----- Data for this task
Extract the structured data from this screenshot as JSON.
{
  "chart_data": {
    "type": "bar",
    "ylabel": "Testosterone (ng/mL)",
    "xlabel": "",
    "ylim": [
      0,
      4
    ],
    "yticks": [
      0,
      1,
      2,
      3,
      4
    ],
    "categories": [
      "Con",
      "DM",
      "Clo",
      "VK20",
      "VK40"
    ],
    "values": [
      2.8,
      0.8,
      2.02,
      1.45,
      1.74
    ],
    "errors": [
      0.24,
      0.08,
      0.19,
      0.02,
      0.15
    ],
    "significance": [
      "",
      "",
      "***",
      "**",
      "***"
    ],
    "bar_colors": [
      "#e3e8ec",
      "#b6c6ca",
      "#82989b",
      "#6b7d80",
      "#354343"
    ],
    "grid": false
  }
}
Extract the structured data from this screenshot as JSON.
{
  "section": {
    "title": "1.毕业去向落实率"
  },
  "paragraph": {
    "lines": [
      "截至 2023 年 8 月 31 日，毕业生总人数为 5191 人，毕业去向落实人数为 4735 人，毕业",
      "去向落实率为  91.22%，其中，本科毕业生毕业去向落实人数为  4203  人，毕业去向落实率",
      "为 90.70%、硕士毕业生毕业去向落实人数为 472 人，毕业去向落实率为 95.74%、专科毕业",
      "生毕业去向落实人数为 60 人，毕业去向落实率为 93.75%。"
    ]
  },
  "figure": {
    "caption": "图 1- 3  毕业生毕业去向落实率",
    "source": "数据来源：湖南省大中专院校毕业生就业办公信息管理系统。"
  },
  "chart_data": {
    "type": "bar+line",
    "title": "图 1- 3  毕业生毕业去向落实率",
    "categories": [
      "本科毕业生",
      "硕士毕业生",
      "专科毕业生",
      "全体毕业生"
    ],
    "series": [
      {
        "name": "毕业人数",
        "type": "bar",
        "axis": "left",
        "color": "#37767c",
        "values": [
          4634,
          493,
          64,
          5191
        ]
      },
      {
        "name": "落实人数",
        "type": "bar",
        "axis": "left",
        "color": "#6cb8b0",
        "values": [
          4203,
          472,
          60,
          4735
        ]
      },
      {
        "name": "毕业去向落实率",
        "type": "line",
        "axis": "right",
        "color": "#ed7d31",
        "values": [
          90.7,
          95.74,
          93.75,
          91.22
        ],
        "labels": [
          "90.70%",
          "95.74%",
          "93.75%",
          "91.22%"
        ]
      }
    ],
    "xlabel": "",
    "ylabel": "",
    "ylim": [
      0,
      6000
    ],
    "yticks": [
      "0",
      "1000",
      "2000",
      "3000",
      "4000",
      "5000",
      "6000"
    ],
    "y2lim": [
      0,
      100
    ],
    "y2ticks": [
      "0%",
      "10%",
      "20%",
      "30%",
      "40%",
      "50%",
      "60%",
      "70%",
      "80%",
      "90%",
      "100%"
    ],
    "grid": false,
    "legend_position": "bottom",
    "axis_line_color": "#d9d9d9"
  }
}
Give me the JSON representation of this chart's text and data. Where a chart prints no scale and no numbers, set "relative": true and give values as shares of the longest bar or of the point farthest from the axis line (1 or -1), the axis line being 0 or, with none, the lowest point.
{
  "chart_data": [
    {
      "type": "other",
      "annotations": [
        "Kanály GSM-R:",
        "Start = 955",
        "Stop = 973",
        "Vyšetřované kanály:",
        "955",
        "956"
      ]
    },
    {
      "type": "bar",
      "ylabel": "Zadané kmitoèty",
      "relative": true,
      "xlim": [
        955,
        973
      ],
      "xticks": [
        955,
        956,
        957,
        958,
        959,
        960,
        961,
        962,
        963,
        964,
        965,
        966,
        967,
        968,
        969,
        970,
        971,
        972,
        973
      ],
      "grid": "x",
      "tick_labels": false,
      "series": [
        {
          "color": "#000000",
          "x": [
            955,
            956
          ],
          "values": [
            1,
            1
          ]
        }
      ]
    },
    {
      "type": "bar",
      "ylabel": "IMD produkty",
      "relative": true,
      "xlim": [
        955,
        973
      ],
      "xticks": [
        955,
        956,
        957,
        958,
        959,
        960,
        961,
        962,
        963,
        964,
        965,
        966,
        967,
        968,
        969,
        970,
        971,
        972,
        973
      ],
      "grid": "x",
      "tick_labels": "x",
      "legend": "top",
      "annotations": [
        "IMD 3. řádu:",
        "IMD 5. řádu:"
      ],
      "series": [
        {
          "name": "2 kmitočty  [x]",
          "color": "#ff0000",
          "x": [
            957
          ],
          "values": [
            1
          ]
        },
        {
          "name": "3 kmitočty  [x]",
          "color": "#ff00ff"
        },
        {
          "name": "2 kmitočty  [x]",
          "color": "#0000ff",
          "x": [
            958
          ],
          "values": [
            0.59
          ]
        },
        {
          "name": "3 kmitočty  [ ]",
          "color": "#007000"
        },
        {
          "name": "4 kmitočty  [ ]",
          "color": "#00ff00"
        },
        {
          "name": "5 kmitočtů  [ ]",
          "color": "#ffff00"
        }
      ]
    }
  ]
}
----------
» **Exercise requirements**:
Output the data above exactly, please, line for line.

» **Response**:
Extract the structured data from this screenshot as JSON.
{
  "chart_data": {
    "type": "bar",
    "ylabel": "Testosterone (ng/mL)",
    "xlabel": "",
    "ylim": [
      0,
      4
    ],
    "yticks": [
      0,
      1,
      2,
      3,
      4
    ],
    "categories": [
      "Con",
      "DM",
      "Clo",
      "VK20",
      "VK40"
    ],
    "values": [
      2.8,
      0.8,
      2.02,
      1.45,
      1.74
    ],
    "errors": [
      0.24,
      0.08,
      0.19,
      0.02,
      0.15
    ],
    "significance": [
      "",
      "",
      "***",
      "**",
      "***"
    ],
    "bar_colors": [
      "#e3e8ec",
      "#b6c6ca",
      "#82989b",
      "#6b7d80",
      "#354343"
    ],
    "grid": false
  }
}
Extract the structured data from this screenshot as JSON.
{
  "section": {
    "title": "1.毕业去向落实率"
  },
  "paragraph": {
    "lines": [
      "截至 2023 年 8 月 31 日，毕业生总人数为 5191 人，毕业去向落实人数为 4735 人，毕业",
      "去向落实率为  91.22%，其中，本科毕业生毕业去向落实人数为  4203  人，毕业去向落实率",
      "为 90.70%、硕士毕业生毕业去向落实人数为 472 人，毕业去向落实率为 95.74%、专科毕业",
      "生毕业去向落实人数为 60 人，毕业去向落实率为 93.75%。"
    ]
  },
  "figure": {
    "caption": "图 1- 3  毕业生毕业去向落实率",
    "source": "数据来源：湖南省大中专院校毕业生就业办公信息管理系统。"
  },
  "chart_data": {
    "type": "bar+line",
    "title": "图 1- 3  毕业生毕业去向落实率",
    "categories": [
      "本科毕业生",
      "硕士毕业生",
      "专科毕业生",
      "全体毕业生"
    ],
    "series": [
      {
        "name": "毕业人数",
        "type": "bar",
        "axis": "left",
        "color": "#37767c",
        "values": [
          4634,
          493,
          64,
          5191
        ]
      },
      {
        "name": "落实人数",
        "type": "bar",
        "axis": "left",
        "color": "#6cb8b0",
        "values": [
          4203,
          472,
          60,
          4735
        ]
      },
      {
        "name": "毕业去向落实率",
        "type": "line",
        "axis": "right",
        "color": "#ed7d31",
        "values": [
          90.7,
          95.74,
          93.75,
          91.22
        ],
        "labels": [
          "90.70%",
          "95.74%",
          "93.75%",
          "91.22%"
        ]
      }
    ],
    "xlabel": "",
    "ylabel": "",
    "ylim": [
      0,
      6000
    ],
    "yticks": [
      "0",
      "1000",
      "2000",
      "3000",
      "4000",
      "5000",
      "6000"
    ],
    "y2lim": [
      0,
      100
    ],
    "y2ticks": [
      "0%",
      "10%",
      "20%",
      "30%",
      "40%",
      "50%",
      "60%",
      "70%",
      "80%",
      "90%",
      "100%"
    ],
    "grid": false,
    "legend_position": "bottom",
    "axis_line_color": "#d9d9d9"
  }
}
Give me the JSON representation of this chart's text and data. Where a chart prints no scale and no numbers, set "relative": true and give values as shares of the longest bar or of the point farthest from the axis line (1 or -1), the axis line being 0 or, with none, the lowest point.
{
  "chart_data": [
    {
      "type": "other",
      "annotations": [
        "Kanály GSM-R:",
        "Start = 955",
        "Stop = 973",
        "Vyšetřované kanály:",
        "955",
        "956"
      ]
    },
    {
      "type": "bar",
      "ylabel": "Zadané kmitoèty",
      "relative": true,
      "xlim": [
        955,
        973
      ],
      "xticks": [
        955,
        956,
        957,
        958,
        959,
        960,
        961,
        962,
        963,
        964,
        965,
        966,
        967,
        968,
        969,
        970,
        971,
        972,
        973
      ],
      "grid": "x",
      "tick_labels": false,
      "series": [
        {
          "color": "#000000",
          "x": [
            955,
            956
          ],
          "values": [
            1,
            1
          ]
        }
      ]
    },
    {
      "type": "bar",
      "ylabel": "IMD produkty",
      "relative": true,
      "xlim": [
        955,
        973
      ],
      "xticks": [
        955,
        956,
        957,
        958,
        959,
        960,
        961,
        962,
        963,
        964,
        965,
        966,
        967,
        968,
        969,
        970,
        971,
        972,
        973
      ],
      "grid": "x",
      "tick_labels": "x",
      "legend": "top",
      "annotations": [
        "IMD 3. řádu:",
        "IMD 5. řádu:"
      ],
      "series": [
        {
          "name": "2 kmitočty  [x]",
          "color": "#ff0000",
          "x": [
            957
          ],
          "values": [
            1
          ]
        },
        {
          "name": "3 kmitočty  [x]",
          "color": "#ff00ff"
        },
        {
          "name": "2 kmitočty  [x]",
          "color": "#0000ff",
          "x": [
            958
          ],
          "values": [
            0.59
          ]
        },
        {
          "name": "3 kmitočty  [ ]",
          "color": "#007000"
        },
        {
          "name": "4 kmitočty  [ ]",
          "color": "#00ff00"
        },
        {
          "name": "5 kmitočtů  [ ]",
          "color": "#ffff00"
        }
      ]
    }
  ]
}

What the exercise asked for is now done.